● BRIEF
Gather every line of the entries that includes the word "name".

● DATA TO USE
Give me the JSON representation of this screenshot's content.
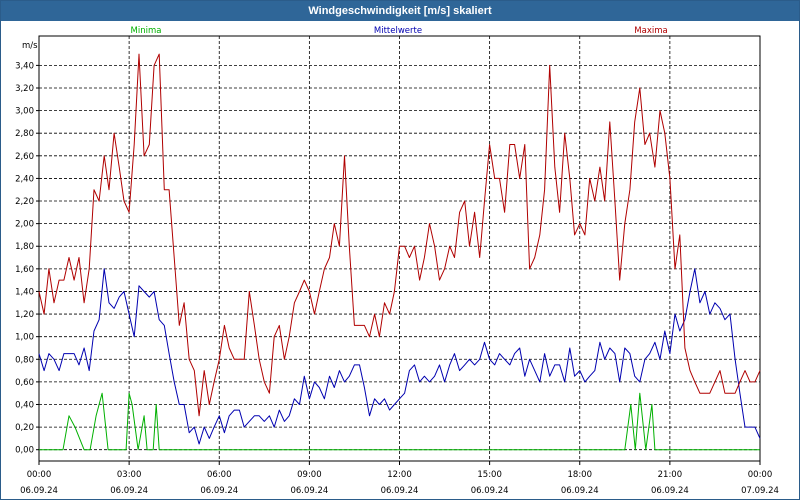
{
  "window": {
    "title": "Windgeschwindigkeit [m/s] skaliert"
  },
  "chart_data": {
    "type": "line",
    "title": "Windgeschwindigkeit [m/s] skaliert",
    "ylabel": "m/s",
    "ylim": [
      -0.1,
      3.66
    ],
    "y_ticks": [
      "0,00",
      "0,20",
      "0,40",
      "0,60",
      "0,80",
      "1,00",
      "1,20",
      "1,40",
      "1,60",
      "1,80",
      "2,00",
      "2,20",
      "2,40",
      "2,60",
      "2,80",
      "3,00",
      "3,20",
      "3,40"
    ],
    "x_range_hours": [
      0,
      24
    ],
    "x_ticks": [
      {
        "time": "00:00",
        "date": "06.09.24"
      },
      {
        "time": "03:00",
        "date": "06.09.24"
      },
      {
        "time": "06:00",
        "date": "06.09.24"
      },
      {
        "time": "09:00",
        "date": "06.09.24"
      },
      {
        "time": "12:00",
        "date": "06.09.24"
      },
      {
        "time": "15:00",
        "date": "06.09.24"
      },
      {
        "time": "18:00",
        "date": "06.09.24"
      },
      {
        "time": "21:00",
        "date": "06.09.24"
      },
      {
        "time": "00:00",
        "date": "07.09.24"
      }
    ],
    "grid": true,
    "legend_position": "top",
    "series": [
      {
        "name": "Minima",
        "color": "#00b000",
        "x_hours": [
          0,
          0.5,
          0.8,
          1.0,
          1.2,
          1.5,
          1.7,
          1.9,
          2.1,
          2.3,
          2.6,
          2.9,
          3.0,
          3.1,
          3.3,
          3.5,
          3.6,
          3.8,
          3.9,
          4.0,
          4.2,
          5,
          6,
          7,
          8,
          9,
          10,
          11,
          12,
          13,
          14,
          15,
          16,
          17,
          18,
          19,
          19.5,
          19.7,
          19.85,
          20.0,
          20.2,
          20.4,
          20.5,
          20.6,
          20.8,
          21,
          22,
          23,
          24
        ],
        "y": [
          0,
          0,
          0,
          0.3,
          0.2,
          0,
          0,
          0.3,
          0.5,
          0,
          0,
          0,
          0.5,
          0.4,
          0,
          0.3,
          0,
          0,
          0.4,
          0,
          0,
          0,
          0,
          0,
          0,
          0,
          0,
          0,
          0,
          0,
          0,
          0,
          0,
          0,
          0,
          0,
          0,
          0.4,
          0,
          0.5,
          0,
          0.4,
          0,
          0,
          0,
          0,
          0,
          0,
          0
        ]
      },
      {
        "name": "Mittelwerte",
        "color": "#0000b0",
        "x_hours": [
          0,
          0.17,
          0.33,
          0.5,
          0.67,
          0.83,
          1.0,
          1.17,
          1.33,
          1.5,
          1.67,
          1.83,
          2.0,
          2.17,
          2.33,
          2.5,
          2.67,
          2.83,
          3.0,
          3.17,
          3.33,
          3.5,
          3.67,
          3.83,
          4.0,
          4.17,
          4.33,
          4.5,
          4.67,
          4.83,
          5.0,
          5.17,
          5.33,
          5.5,
          5.67,
          5.83,
          6.0,
          6.17,
          6.33,
          6.5,
          6.67,
          6.83,
          7.0,
          7.17,
          7.33,
          7.5,
          7.67,
          7.83,
          8.0,
          8.17,
          8.33,
          8.5,
          8.67,
          8.83,
          9.0,
          9.17,
          9.33,
          9.5,
          9.67,
          9.83,
          10.0,
          10.17,
          10.33,
          10.5,
          10.67,
          10.83,
          11.0,
          11.17,
          11.33,
          11.5,
          11.67,
          11.83,
          12.0,
          12.17,
          12.33,
          12.5,
          12.67,
          12.83,
          13.0,
          13.17,
          13.33,
          13.5,
          13.67,
          13.83,
          14.0,
          14.17,
          14.33,
          14.5,
          14.67,
          14.83,
          15.0,
          15.17,
          15.33,
          15.5,
          15.67,
          15.83,
          16.0,
          16.17,
          16.33,
          16.5,
          16.67,
          16.83,
          17.0,
          17.17,
          17.33,
          17.5,
          17.67,
          17.83,
          18.0,
          18.17,
          18.33,
          18.5,
          18.67,
          18.83,
          19.0,
          19.17,
          19.33,
          19.5,
          19.67,
          19.83,
          20.0,
          20.17,
          20.33,
          20.5,
          20.67,
          20.83,
          21.0,
          21.17,
          21.33,
          21.5,
          21.67,
          21.83,
          22.0,
          22.17,
          22.33,
          22.5,
          22.67,
          22.83,
          23.0,
          23.17,
          23.33,
          23.5,
          23.67,
          23.83,
          24.0
        ],
        "y": [
          0.85,
          0.7,
          0.85,
          0.8,
          0.7,
          0.85,
          0.85,
          0.85,
          0.75,
          0.9,
          0.7,
          1.05,
          1.15,
          1.6,
          1.3,
          1.25,
          1.35,
          1.4,
          1.2,
          1.0,
          1.45,
          1.4,
          1.35,
          1.4,
          1.15,
          1.1,
          0.85,
          0.6,
          0.4,
          0.4,
          0.15,
          0.2,
          0.05,
          0.2,
          0.1,
          0.2,
          0.3,
          0.15,
          0.3,
          0.35,
          0.35,
          0.2,
          0.25,
          0.3,
          0.3,
          0.25,
          0.3,
          0.2,
          0.35,
          0.25,
          0.3,
          0.45,
          0.4,
          0.65,
          0.45,
          0.6,
          0.55,
          0.45,
          0.65,
          0.55,
          0.7,
          0.6,
          0.65,
          0.75,
          0.75,
          0.55,
          0.3,
          0.45,
          0.4,
          0.45,
          0.35,
          0.4,
          0.45,
          0.5,
          0.7,
          0.75,
          0.6,
          0.65,
          0.6,
          0.65,
          0.75,
          0.6,
          0.75,
          0.85,
          0.7,
          0.75,
          0.8,
          0.75,
          0.8,
          0.95,
          0.8,
          0.75,
          0.85,
          0.8,
          0.75,
          0.85,
          0.9,
          0.65,
          0.8,
          0.7,
          0.6,
          0.85,
          0.65,
          0.75,
          0.75,
          0.6,
          0.9,
          0.65,
          0.7,
          0.6,
          0.65,
          0.7,
          0.95,
          0.8,
          0.9,
          0.85,
          0.6,
          0.9,
          0.85,
          0.65,
          0.6,
          0.8,
          0.85,
          0.95,
          0.8,
          1.05,
          0.85,
          1.2,
          1.05,
          1.15,
          1.4,
          1.6,
          1.3,
          1.4,
          1.2,
          1.3,
          1.25,
          1.15,
          1.2,
          0.8,
          0.5,
          0.2,
          0.2,
          0.2,
          0.1,
          0.2,
          0.05,
          0.25,
          0.15,
          0.35,
          0.2,
          0.25,
          0.3,
          0.25,
          0.3
        ]
      },
      {
        "name": "Maxima",
        "color": "#b00000",
        "x_hours": [
          0,
          0.17,
          0.33,
          0.5,
          0.67,
          0.83,
          1.0,
          1.17,
          1.33,
          1.5,
          1.67,
          1.83,
          2.0,
          2.17,
          2.33,
          2.5,
          2.67,
          2.83,
          3.0,
          3.17,
          3.33,
          3.5,
          3.67,
          3.83,
          4.0,
          4.17,
          4.33,
          4.5,
          4.67,
          4.83,
          5.0,
          5.17,
          5.33,
          5.5,
          5.67,
          5.83,
          6.0,
          6.17,
          6.33,
          6.5,
          6.67,
          6.83,
          7.0,
          7.17,
          7.33,
          7.5,
          7.67,
          7.83,
          8.0,
          8.17,
          8.33,
          8.5,
          8.67,
          8.83,
          9.0,
          9.17,
          9.33,
          9.5,
          9.67,
          9.83,
          10.0,
          10.17,
          10.33,
          10.5,
          10.67,
          10.83,
          11.0,
          11.17,
          11.33,
          11.5,
          11.67,
          11.83,
          12.0,
          12.17,
          12.33,
          12.5,
          12.67,
          12.83,
          13.0,
          13.17,
          13.33,
          13.5,
          13.67,
          13.83,
          14.0,
          14.17,
          14.33,
          14.5,
          14.67,
          14.83,
          15.0,
          15.17,
          15.33,
          15.5,
          15.67,
          15.83,
          16.0,
          16.17,
          16.33,
          16.5,
          16.67,
          16.83,
          17.0,
          17.17,
          17.33,
          17.5,
          17.67,
          17.83,
          18.0,
          18.17,
          18.33,
          18.5,
          18.67,
          18.83,
          19.0,
          19.17,
          19.33,
          19.5,
          19.67,
          19.83,
          20.0,
          20.17,
          20.33,
          20.5,
          20.67,
          20.83,
          21.0,
          21.17,
          21.33,
          21.5,
          21.67,
          21.83,
          22.0,
          22.17,
          22.33,
          22.5,
          22.67,
          22.83,
          23.0,
          23.17,
          23.33,
          23.5,
          23.67,
          23.83,
          24.0
        ],
        "y": [
          1.4,
          1.2,
          1.6,
          1.3,
          1.5,
          1.5,
          1.7,
          1.5,
          1.7,
          1.3,
          1.6,
          2.3,
          2.2,
          2.6,
          2.3,
          2.8,
          2.5,
          2.2,
          2.1,
          2.7,
          3.5,
          2.6,
          2.7,
          3.4,
          3.5,
          2.3,
          2.3,
          1.7,
          1.1,
          1.3,
          0.8,
          0.7,
          0.3,
          0.7,
          0.4,
          0.6,
          0.8,
          1.1,
          0.9,
          0.8,
          0.8,
          0.8,
          1.4,
          1.1,
          0.8,
          0.6,
          0.5,
          1.0,
          1.1,
          0.8,
          1.0,
          1.3,
          1.4,
          1.5,
          1.4,
          1.2,
          1.4,
          1.6,
          1.7,
          2.0,
          1.8,
          2.6,
          1.8,
          1.1,
          1.1,
          1.1,
          1.0,
          1.2,
          1.0,
          1.3,
          1.2,
          1.4,
          1.8,
          1.8,
          1.7,
          1.8,
          1.5,
          1.7,
          2.0,
          1.8,
          1.5,
          1.6,
          1.8,
          1.7,
          2.1,
          2.2,
          1.8,
          2.1,
          1.7,
          2.2,
          2.7,
          2.4,
          2.4,
          2.1,
          2.7,
          2.7,
          2.4,
          2.7,
          1.6,
          1.7,
          1.9,
          2.3,
          3.4,
          2.5,
          2.1,
          2.8,
          2.4,
          1.9,
          2.0,
          1.9,
          2.4,
          2.2,
          2.5,
          2.2,
          2.9,
          2.2,
          1.5,
          2.0,
          2.3,
          2.9,
          3.2,
          2.7,
          2.8,
          2.5,
          3.0,
          2.8,
          2.4,
          1.6,
          1.9,
          0.9,
          0.7,
          0.6,
          0.5,
          0.5,
          0.5,
          0.6,
          0.7,
          0.5,
          0.5,
          0.5,
          0.6,
          0.7,
          0.6,
          0.6,
          0.7,
          0.8
        ]
      }
    ]
  }
}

● SOLVED EXERCISE
        "name": "Minima",
        "name": "Mittelwerte",
        "name": "Maxima",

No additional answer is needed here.